**Given entries:**
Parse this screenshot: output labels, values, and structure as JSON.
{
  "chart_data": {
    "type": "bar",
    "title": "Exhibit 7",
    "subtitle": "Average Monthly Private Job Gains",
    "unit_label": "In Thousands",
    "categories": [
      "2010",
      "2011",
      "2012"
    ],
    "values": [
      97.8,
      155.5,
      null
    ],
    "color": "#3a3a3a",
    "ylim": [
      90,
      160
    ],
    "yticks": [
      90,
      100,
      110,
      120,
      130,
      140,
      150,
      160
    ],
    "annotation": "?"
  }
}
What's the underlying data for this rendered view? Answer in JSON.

...

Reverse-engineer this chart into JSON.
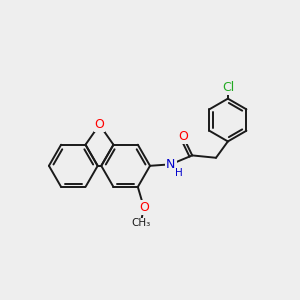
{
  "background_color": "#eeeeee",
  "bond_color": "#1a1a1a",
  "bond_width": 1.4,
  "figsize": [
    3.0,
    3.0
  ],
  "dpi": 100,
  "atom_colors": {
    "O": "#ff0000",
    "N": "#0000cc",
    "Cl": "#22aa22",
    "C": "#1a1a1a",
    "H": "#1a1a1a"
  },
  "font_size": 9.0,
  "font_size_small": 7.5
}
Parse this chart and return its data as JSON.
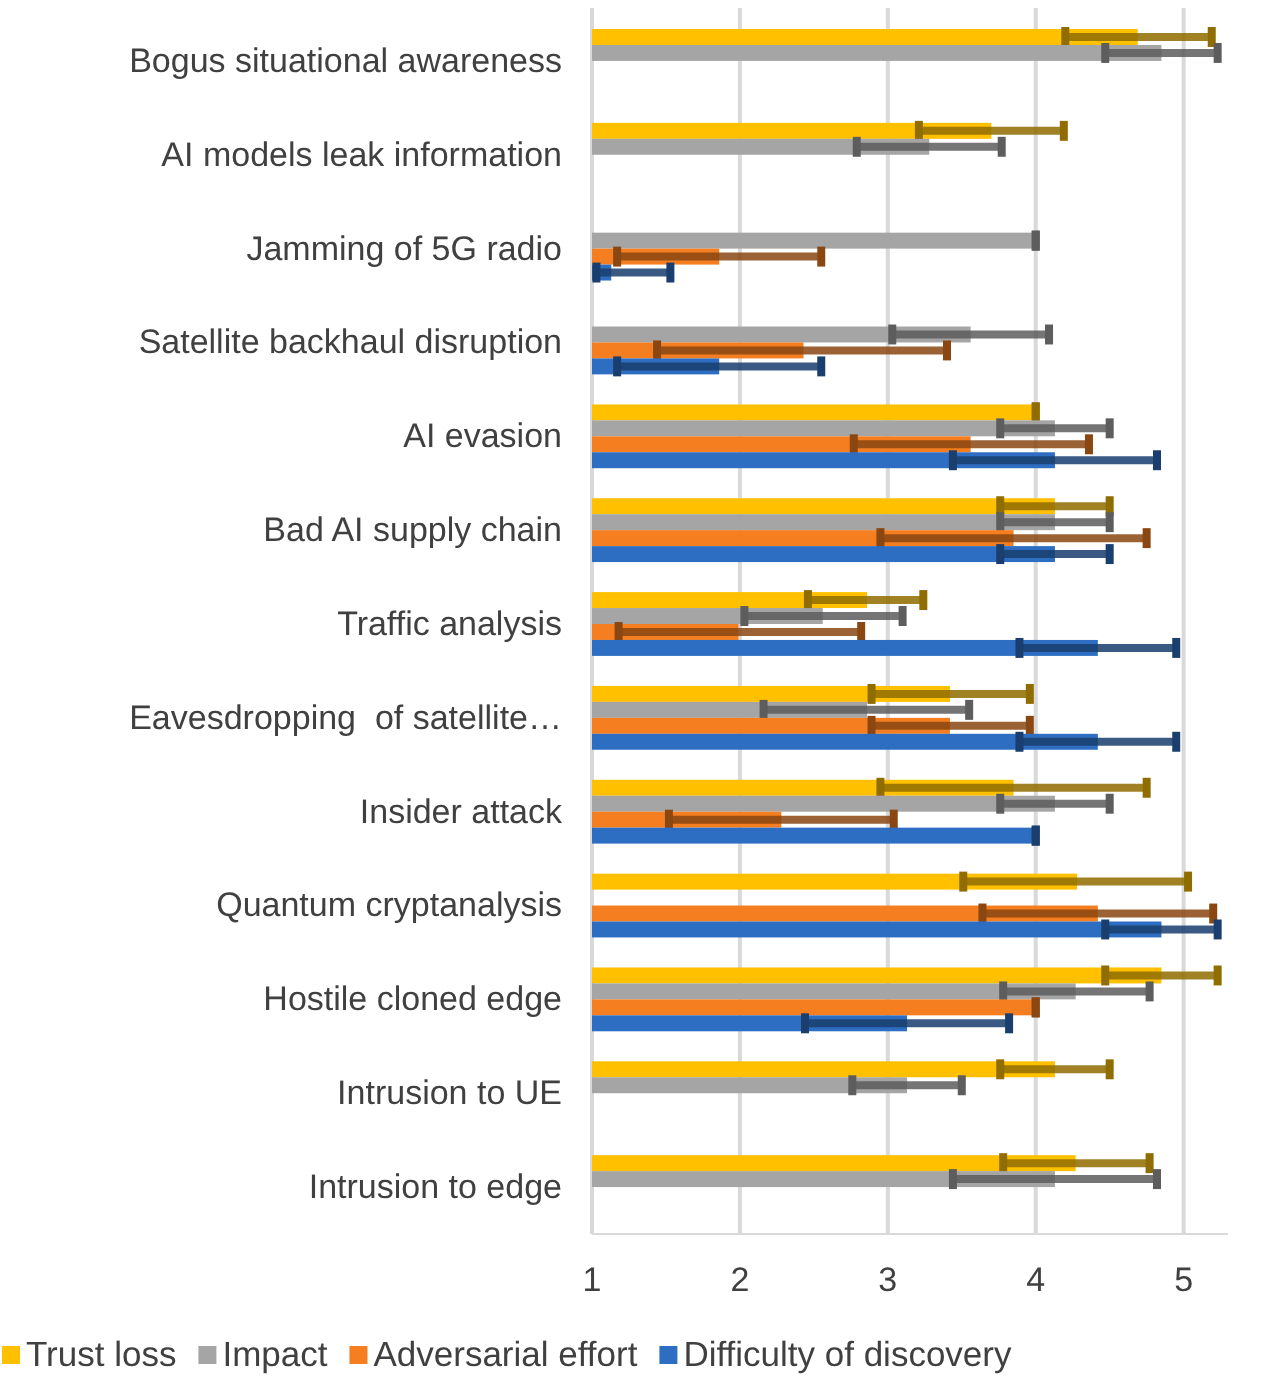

**Goal of the exercise:**
Within the listing above, the range opens at the line with "Parse this screenshot: output" and closes at the line with "What's the underlying". Reproduce exactly the lines of that range, including both ends.

**In response:**
Parse this screenshot: output labels, values, and structure as JSON.
{
  "chart_data": {
    "type": "bar",
    "title": "Exhibit 7",
    "subtitle": "Average Monthly Private Job Gains",
    "unit_label": "In Thousands",
    "categories": [
      "2010",
      "2011",
      "2012"
    ],
    "values": [
      97.8,
      155.5,
      null
    ],
    "color": "#3a3a3a",
    "ylim": [
      90,
      160
    ],
    "yticks": [
      90,
      100,
      110,
      120,
      130,
      140,
      150,
      160
    ],
    "annotation": "?"
  }
}
What's the underlying data for this rendered view? Answer in JSON.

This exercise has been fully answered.